** BEGIN Data for this task **

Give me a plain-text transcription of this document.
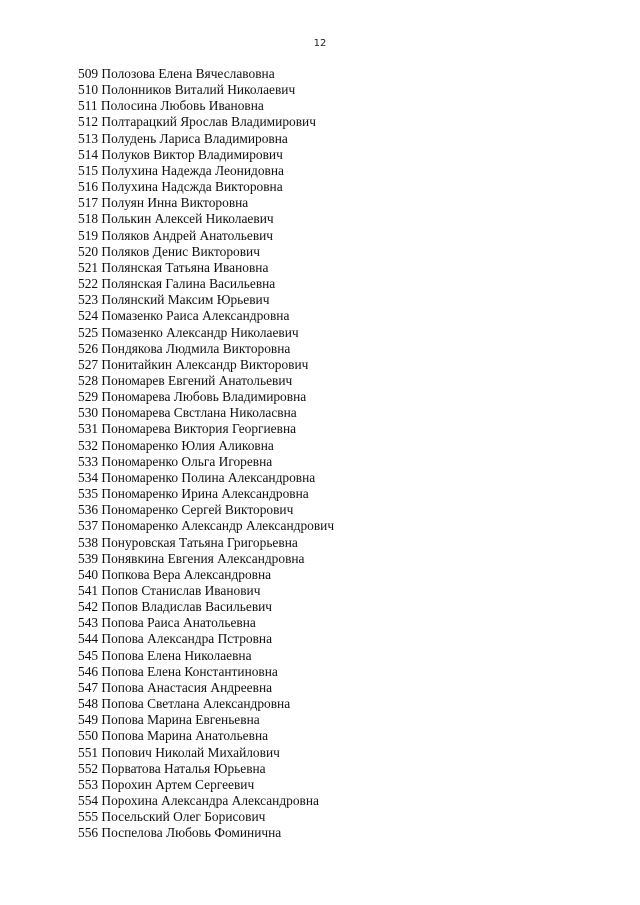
12
509 Полозова Елена Вячеславовна
510 Полонников Виталий Николаевич
511 Полосина Любовь Ивановна
512 Полтарацкий Ярослав Владимирович
513 Полудень Лариса Владимировна
514 Полуков Виктор Владимирович
515 Полухина Надежда Леонидовна
516 Полухина Надсжда Викторовна
517 Полуян Инна Викторовна
518 Полькин Алексей Николаевич
519 Поляков Андрей Анатольевич
520 Поляков Денис Викторович
521 Полянская Татьяна Ивановна
522 Полянская Галина Васильевна
523 Полянский Максим Юрьевич
524 Помазенко Раиса Александровна
525 Помазенко Александр Николаевич
526 Пондякова Людмила Викторовна
527 Понитайкин Александр Викторович
528 Пономарев Евгений Анатольевич
529 Пономарева Любовь Владимировна
530 Пономарева Свстлана Николасвна
531 Пономарева Виктория Георгиевна
532 Пономаренко Юлия Аликовна
533 Пономаренко Ольга Игоревна
534 Пономаренко Полина Александровна
535 Пономаренко Ирина Александровна
536 Пономаренко Сергей Викторович
537 Пономаренко Александр Александрович
538 Понуровская Татьяна Григорьевна
539 Понявкина Евгения Александровна
540 Попкова Вера Александровна
541 Попов Станислав Иванович
542 Попов Владислав Васильевич
543 Попова Раиса Анатольевна
544 Попова Александра Пстровна
545 Попова Елена Николаевна
546 Попова Елена Константиновна
547 Попова Анастасия Андреевна
548 Попова Светлана Александровна
549 Попова Марина Евгеньевна
550 Попова Марина Анатольевна
551 Попович Николай Михайлович
552 Порватова Наталья Юрьевна
553 Порохин Артем Сергеевич
554 Порохина Александра Александровна
555 Посельский Олег Борисович
556 Поспелова Любовь Фоминична
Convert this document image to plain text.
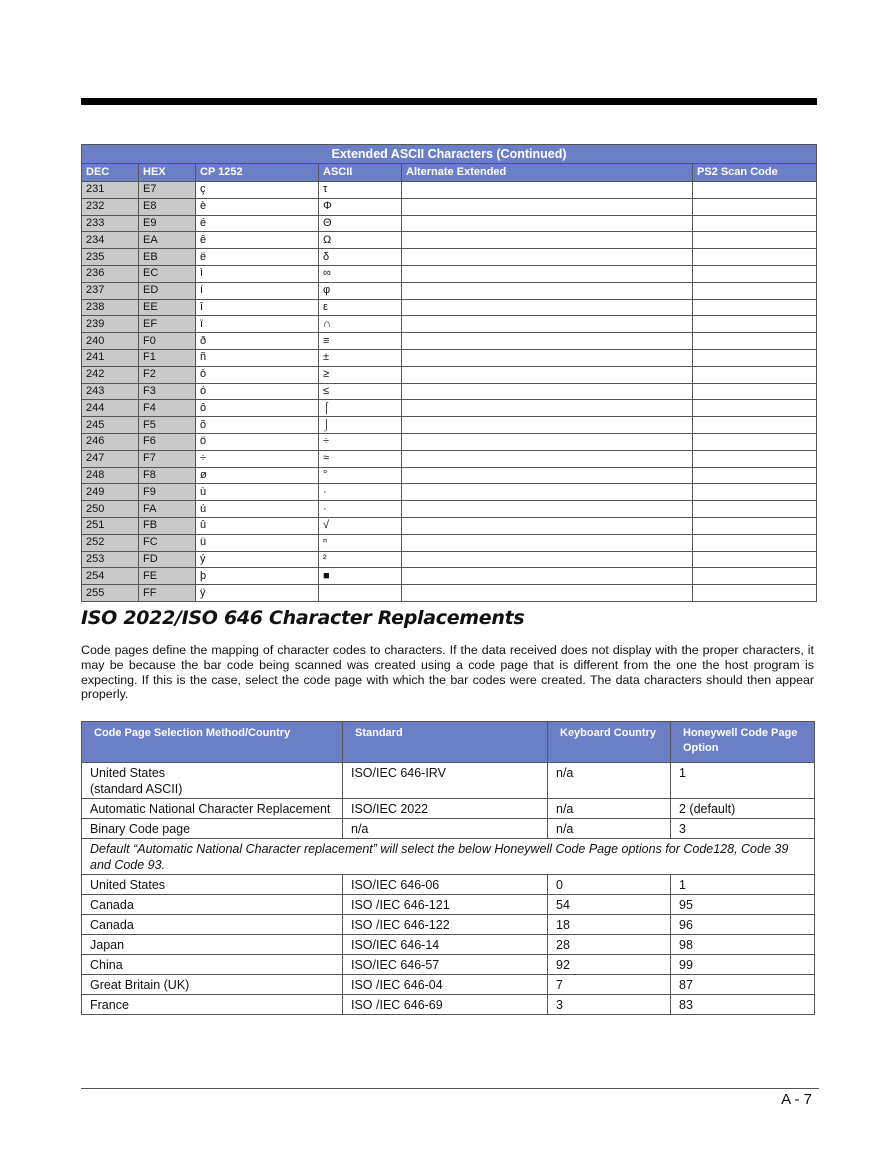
Extended ASCII Characters (Continued)					
DEC	HEX	CP 1252	ASCII	Alternate Extended	PS2 Scan Code
231	E7	ç	τ		
232	E8	è	Φ		
233	E9	é	Θ		
234	EA	ê	Ω		
235	EB	ë	δ		
236	EC	ì	∞		
237	ED	í	φ		
238	EE	î	ε		
239	EF	ï	∩		
240	F0	ð	≡		
241	F1	ñ	±		
242	F2	ò	≥		
243	F3	ó	≤		
244	F4	ô	⌠		
245	F5	õ	⌡		
246	F6	ö	÷		
247	F7	÷	≈		
248	F8	ø	°		
249	F9	ù	·		
250	FA	ú	·		
251	FB	û	√		
252	FC	ü	ⁿ		
253	FD	ý	²		
254	FE	þ	■		
255	FF	ÿ			
ISO 2022/ISO 646 Character Replacements

Code pages define the mapping of character codes to characters. If the data received does not display with the proper characters, it may be because the bar code being scanned was created using a code page that is different from the one the host program is expecting. If this is the case, select the code page with which the bar codes were created. The data characters should then appear properly.

Code Page Selection Method/Country	Standard	Keyboard Country	Honeywell Code Page Option
United States
(standard ASCII)	ISO/IEC 646-IRV	n/a	1
Automatic National Character Replacement	ISO/IEC 2022	n/a	2 (default)
Binary Code page	n/a	n/a	3
Default “Automatic National Character replacement” will select the below Honeywell Code Page options for Code128, Code 39 and Code 93.			
United States	ISO/IEC 646-06	0	1
Canada	ISO /IEC 646-121	54	95
Canada	ISO /IEC 646-122	18	96
Japan	ISO/IEC 646-14	28	98
China	ISO/IEC 646-57	92	99
Great Britain (UK)	ISO /IEC 646-04	7	87
France	ISO /IEC 646-69	3	83
A - 7
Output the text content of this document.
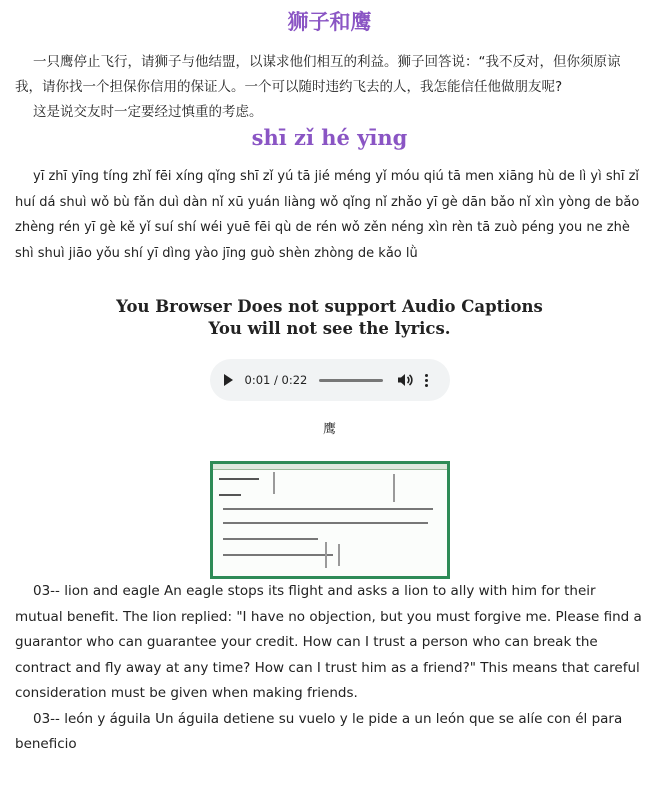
狮子和鹰

一只鹰停止飞行，请狮子与他结盟，以谋求他们相互的利益。狮子回答说：“我不反对，但你须原谅我，请你找一个担保你信用的保证人。一个可以随时违约飞去的人，我怎能信任他做朋友呢?

这是说交友时一定要经过慎重的考虑。

shī zǐ hé yīng

yī zhī yīng tíng zhǐ fēi xíng qǐng shī zǐ yú tā jié méng yǐ móu qiú tā men xiāng hù de lì yì shī zǐ huí dá shuì wǒ bù fǎn duì dàn nǐ xū yuán liàng wǒ qǐng nǐ zhǎo yī gè dān bǎo nǐ xìn yòng de bǎo zhèng rén yī gè kě yǐ suí shí wéi yuē fēi qù de rén wǒ zěn néng xìn rèn tā zuò péng you ne zhè shì shuì jiāo yǒu shí yī dìng yào jīng guò shèn zhòng de kǎo lǜ

You Browser Does not support Audio Captions
You will not see the lyrics.
0:01 / 0:22
鹰

03-- lion and eagle An eagle stops its flight and asks a lion to ally with him for their mutual benefit. The lion replied: "I have no objection, but you must forgive me. Please find a guarantor who can guarantee your credit. How can I trust a person who can break the contract and fly away at any time? How can I trust him as a friend?" This means that careful consideration must be given when making friends.

03-- león y águila Un águila detiene su vuelo y le pide a un león que se alíe con él para beneficio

** END Data for this task **

* What this task involves: Scan the listing above for the word "Татьяна" and show each line where it is found.

* Solution below:
521 Полянская Татьяна Ивановна
538 Понуровская Татьяна Григорьевна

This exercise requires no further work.